** Start Dataset excerpts **
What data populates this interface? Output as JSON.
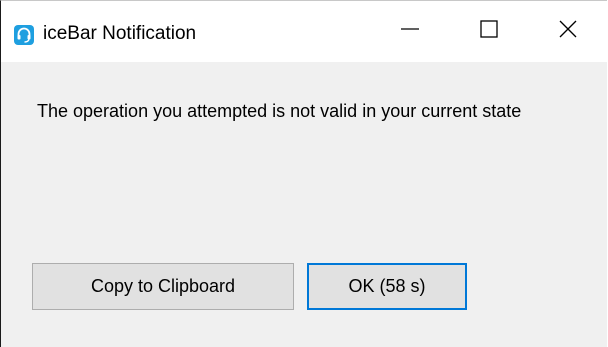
{
  "window": {
    "title": "iceBar Notification",
    "app_icon": "headset-icon",
    "controls": {
      "minimize_icon": "minimize-icon",
      "maximize_icon": "maximize-icon",
      "close_icon": "close-icon"
    }
  },
  "dialog": {
    "message": "The operation you attempted is not valid in your current state",
    "copy_button_label": "Copy to Clipboard",
    "ok_button_label": "OK (58 s)"
  },
  "colors": {
    "accent": "#0078d7",
    "icon_bg": "#1e9fe0",
    "body_bg": "#f0f0f0",
    "button_bg": "#e1e1e1"
  }
}
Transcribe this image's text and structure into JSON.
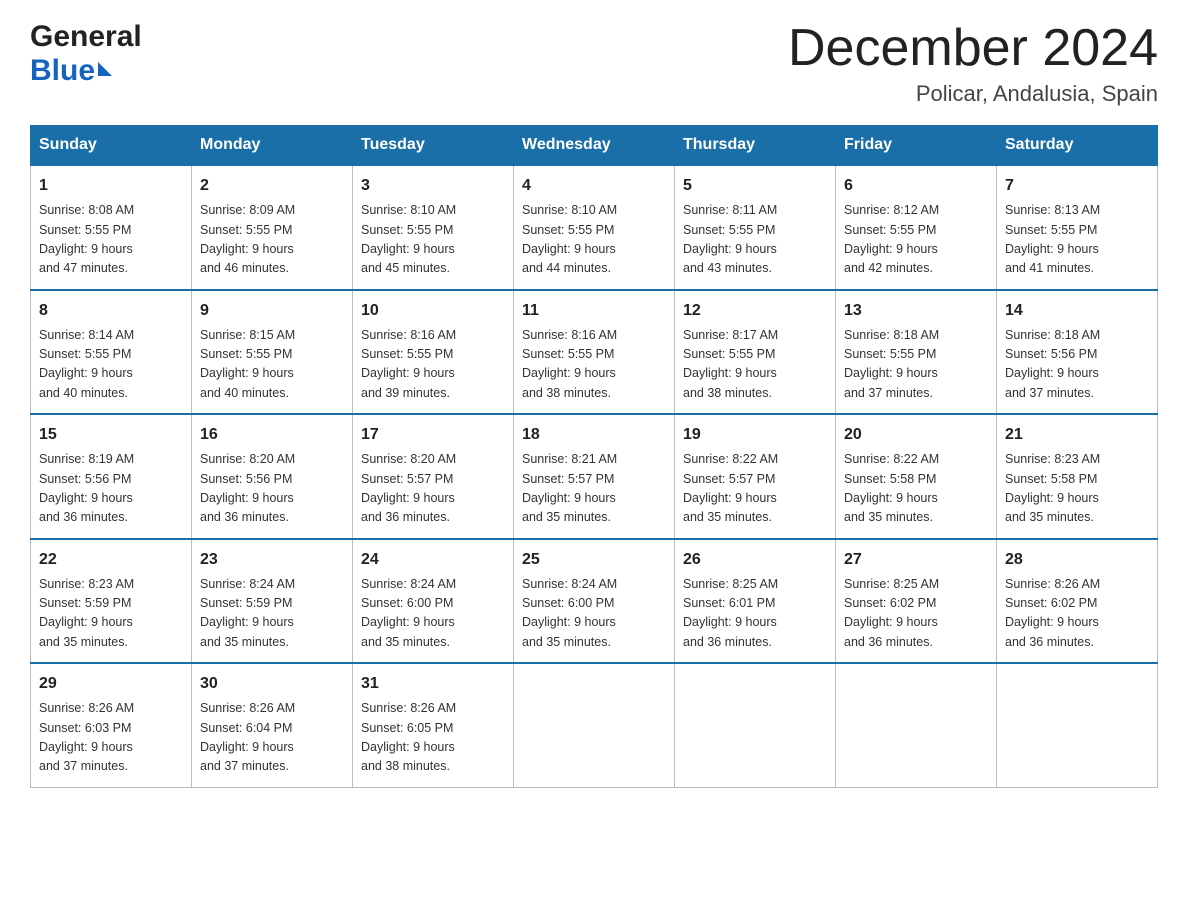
{
  "header": {
    "logo_general": "General",
    "logo_blue": "Blue",
    "month_title": "December 2024",
    "location": "Policar, Andalusia, Spain"
  },
  "days_of_week": [
    "Sunday",
    "Monday",
    "Tuesday",
    "Wednesday",
    "Thursday",
    "Friday",
    "Saturday"
  ],
  "weeks": [
    [
      {
        "day": "1",
        "sunrise": "Sunrise: 8:08 AM",
        "sunset": "Sunset: 5:55 PM",
        "daylight": "Daylight: 9 hours",
        "daylight2": "and 47 minutes."
      },
      {
        "day": "2",
        "sunrise": "Sunrise: 8:09 AM",
        "sunset": "Sunset: 5:55 PM",
        "daylight": "Daylight: 9 hours",
        "daylight2": "and 46 minutes."
      },
      {
        "day": "3",
        "sunrise": "Sunrise: 8:10 AM",
        "sunset": "Sunset: 5:55 PM",
        "daylight": "Daylight: 9 hours",
        "daylight2": "and 45 minutes."
      },
      {
        "day": "4",
        "sunrise": "Sunrise: 8:10 AM",
        "sunset": "Sunset: 5:55 PM",
        "daylight": "Daylight: 9 hours",
        "daylight2": "and 44 minutes."
      },
      {
        "day": "5",
        "sunrise": "Sunrise: 8:11 AM",
        "sunset": "Sunset: 5:55 PM",
        "daylight": "Daylight: 9 hours",
        "daylight2": "and 43 minutes."
      },
      {
        "day": "6",
        "sunrise": "Sunrise: 8:12 AM",
        "sunset": "Sunset: 5:55 PM",
        "daylight": "Daylight: 9 hours",
        "daylight2": "and 42 minutes."
      },
      {
        "day": "7",
        "sunrise": "Sunrise: 8:13 AM",
        "sunset": "Sunset: 5:55 PM",
        "daylight": "Daylight: 9 hours",
        "daylight2": "and 41 minutes."
      }
    ],
    [
      {
        "day": "8",
        "sunrise": "Sunrise: 8:14 AM",
        "sunset": "Sunset: 5:55 PM",
        "daylight": "Daylight: 9 hours",
        "daylight2": "and 40 minutes."
      },
      {
        "day": "9",
        "sunrise": "Sunrise: 8:15 AM",
        "sunset": "Sunset: 5:55 PM",
        "daylight": "Daylight: 9 hours",
        "daylight2": "and 40 minutes."
      },
      {
        "day": "10",
        "sunrise": "Sunrise: 8:16 AM",
        "sunset": "Sunset: 5:55 PM",
        "daylight": "Daylight: 9 hours",
        "daylight2": "and 39 minutes."
      },
      {
        "day": "11",
        "sunrise": "Sunrise: 8:16 AM",
        "sunset": "Sunset: 5:55 PM",
        "daylight": "Daylight: 9 hours",
        "daylight2": "and 38 minutes."
      },
      {
        "day": "12",
        "sunrise": "Sunrise: 8:17 AM",
        "sunset": "Sunset: 5:55 PM",
        "daylight": "Daylight: 9 hours",
        "daylight2": "and 38 minutes."
      },
      {
        "day": "13",
        "sunrise": "Sunrise: 8:18 AM",
        "sunset": "Sunset: 5:55 PM",
        "daylight": "Daylight: 9 hours",
        "daylight2": "and 37 minutes."
      },
      {
        "day": "14",
        "sunrise": "Sunrise: 8:18 AM",
        "sunset": "Sunset: 5:56 PM",
        "daylight": "Daylight: 9 hours",
        "daylight2": "and 37 minutes."
      }
    ],
    [
      {
        "day": "15",
        "sunrise": "Sunrise: 8:19 AM",
        "sunset": "Sunset: 5:56 PM",
        "daylight": "Daylight: 9 hours",
        "daylight2": "and 36 minutes."
      },
      {
        "day": "16",
        "sunrise": "Sunrise: 8:20 AM",
        "sunset": "Sunset: 5:56 PM",
        "daylight": "Daylight: 9 hours",
        "daylight2": "and 36 minutes."
      },
      {
        "day": "17",
        "sunrise": "Sunrise: 8:20 AM",
        "sunset": "Sunset: 5:57 PM",
        "daylight": "Daylight: 9 hours",
        "daylight2": "and 36 minutes."
      },
      {
        "day": "18",
        "sunrise": "Sunrise: 8:21 AM",
        "sunset": "Sunset: 5:57 PM",
        "daylight": "Daylight: 9 hours",
        "daylight2": "and 35 minutes."
      },
      {
        "day": "19",
        "sunrise": "Sunrise: 8:22 AM",
        "sunset": "Sunset: 5:57 PM",
        "daylight": "Daylight: 9 hours",
        "daylight2": "and 35 minutes."
      },
      {
        "day": "20",
        "sunrise": "Sunrise: 8:22 AM",
        "sunset": "Sunset: 5:58 PM",
        "daylight": "Daylight: 9 hours",
        "daylight2": "and 35 minutes."
      },
      {
        "day": "21",
        "sunrise": "Sunrise: 8:23 AM",
        "sunset": "Sunset: 5:58 PM",
        "daylight": "Daylight: 9 hours",
        "daylight2": "and 35 minutes."
      }
    ],
    [
      {
        "day": "22",
        "sunrise": "Sunrise: 8:23 AM",
        "sunset": "Sunset: 5:59 PM",
        "daylight": "Daylight: 9 hours",
        "daylight2": "and 35 minutes."
      },
      {
        "day": "23",
        "sunrise": "Sunrise: 8:24 AM",
        "sunset": "Sunset: 5:59 PM",
        "daylight": "Daylight: 9 hours",
        "daylight2": "and 35 minutes."
      },
      {
        "day": "24",
        "sunrise": "Sunrise: 8:24 AM",
        "sunset": "Sunset: 6:00 PM",
        "daylight": "Daylight: 9 hours",
        "daylight2": "and 35 minutes."
      },
      {
        "day": "25",
        "sunrise": "Sunrise: 8:24 AM",
        "sunset": "Sunset: 6:00 PM",
        "daylight": "Daylight: 9 hours",
        "daylight2": "and 35 minutes."
      },
      {
        "day": "26",
        "sunrise": "Sunrise: 8:25 AM",
        "sunset": "Sunset: 6:01 PM",
        "daylight": "Daylight: 9 hours",
        "daylight2": "and 36 minutes."
      },
      {
        "day": "27",
        "sunrise": "Sunrise: 8:25 AM",
        "sunset": "Sunset: 6:02 PM",
        "daylight": "Daylight: 9 hours",
        "daylight2": "and 36 minutes."
      },
      {
        "day": "28",
        "sunrise": "Sunrise: 8:26 AM",
        "sunset": "Sunset: 6:02 PM",
        "daylight": "Daylight: 9 hours",
        "daylight2": "and 36 minutes."
      }
    ],
    [
      {
        "day": "29",
        "sunrise": "Sunrise: 8:26 AM",
        "sunset": "Sunset: 6:03 PM",
        "daylight": "Daylight: 9 hours",
        "daylight2": "and 37 minutes."
      },
      {
        "day": "30",
        "sunrise": "Sunrise: 8:26 AM",
        "sunset": "Sunset: 6:04 PM",
        "daylight": "Daylight: 9 hours",
        "daylight2": "and 37 minutes."
      },
      {
        "day": "31",
        "sunrise": "Sunrise: 8:26 AM",
        "sunset": "Sunset: 6:05 PM",
        "daylight": "Daylight: 9 hours",
        "daylight2": "and 38 minutes."
      },
      null,
      null,
      null,
      null
    ]
  ]
}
** End Dataset excerpts **
The task: Go through the records. Copy each line where "JSON" appears.

Reply to the exercise:
What data populates this interface? Output as JSON.
Transcribe this image's text and structure into JSON.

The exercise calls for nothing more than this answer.